Trecho
-------

A mudança que Faccio narra coincide com o período de ascensão do modelo de produção da Inditex, que fazia testes antes de escalar produtos e fabricava uma parte importante das coleções nas próprias estações do ano em que seriam vendidas. O mercado que já tinha mudado naquela época teve recentemente mais um gatilho de aceleração: a chegada da Shein e outras empresas de moda digital, que se guiam completamente por dados, capturam as tendências de consumo na internet e testam lotes pequenos que podem ser escalados com grande velocidade. É o que se chama de ultra fast fashion.

De fato, Faccio diz que nos últimos dois anos o modelo de produção de coleções e compras dos fornecedores deu um salto. O CEO confirma que a chegada de novos competidores acelerou as mudanças. “São modelos de negócios diferentes, mas lógico que sempre olhamos para todos os players do mercado, seja do nosso setor, seja de outras indústrias, de outros setores, para aprender. Alguns players trouxeram modelos mais rápidos e, sim, também aprendemos com esses modelos”, afirma.

-------

Dados fornecidos

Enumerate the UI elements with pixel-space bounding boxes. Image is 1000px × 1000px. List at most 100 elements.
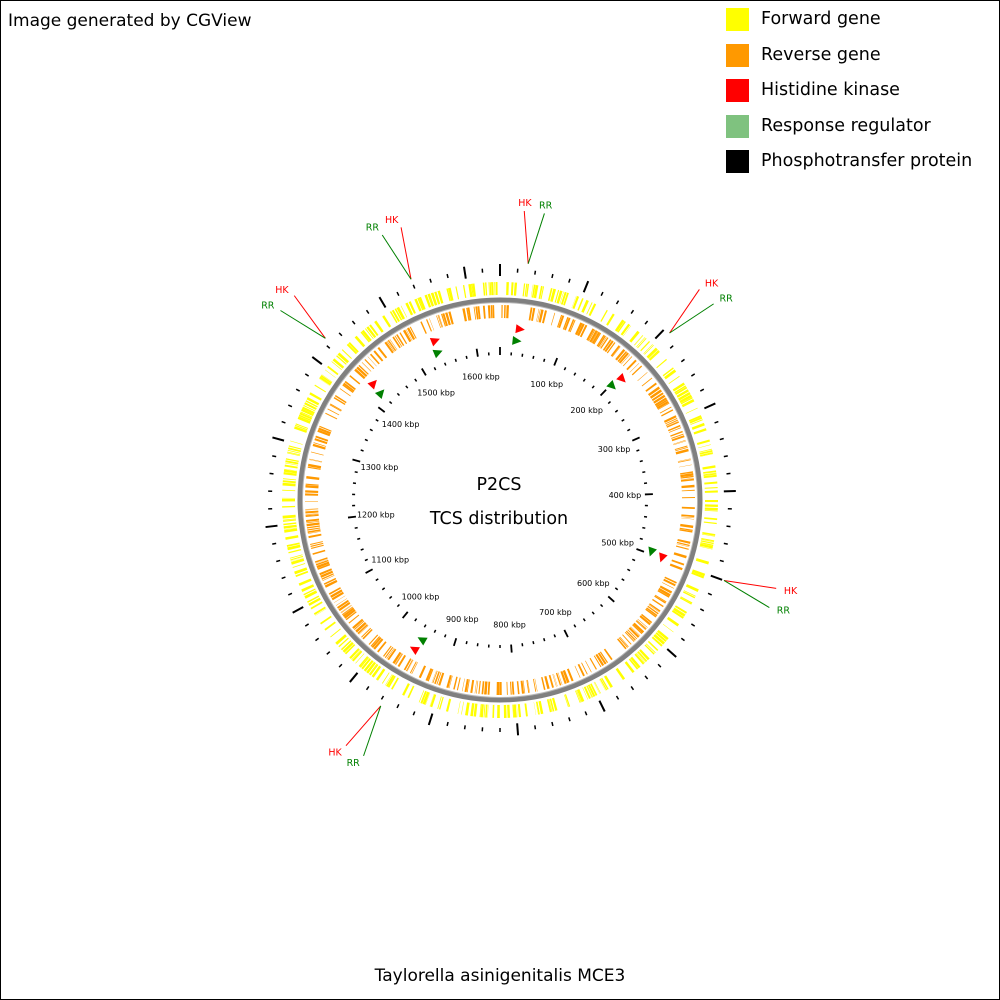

-------

O problema
Dê seguimento ao trecho sobre a aceleração da produção no varejo de moda, começando logo depois da última frase.

Resposta ao exercício
O sócio da consultoria Varese Retail, Alberto Serrentino, diz que as varejistas de moda têm convivido com cada vez mais com a imprevisibilidade do clima. “O inverno hoje é uma estação de alto risco. Uma parte grande do País já não tem inverno. Trata-se de uma temporada cada vez mais curta e mais errática, porque há apenas picos de frio”, diz.

Ele diz que entre as soluções que o setor tem encontrado estão coleções com mais peças voltadas para o calor ou calor moderado. “São menos apostas de risco em produtos muito pesados para frio intenso, com estoques muito rasos para não sobrar e para não correr o risco de, se o frio não vier ou vier na hora errada, ficar com estoque excedente”, afirma.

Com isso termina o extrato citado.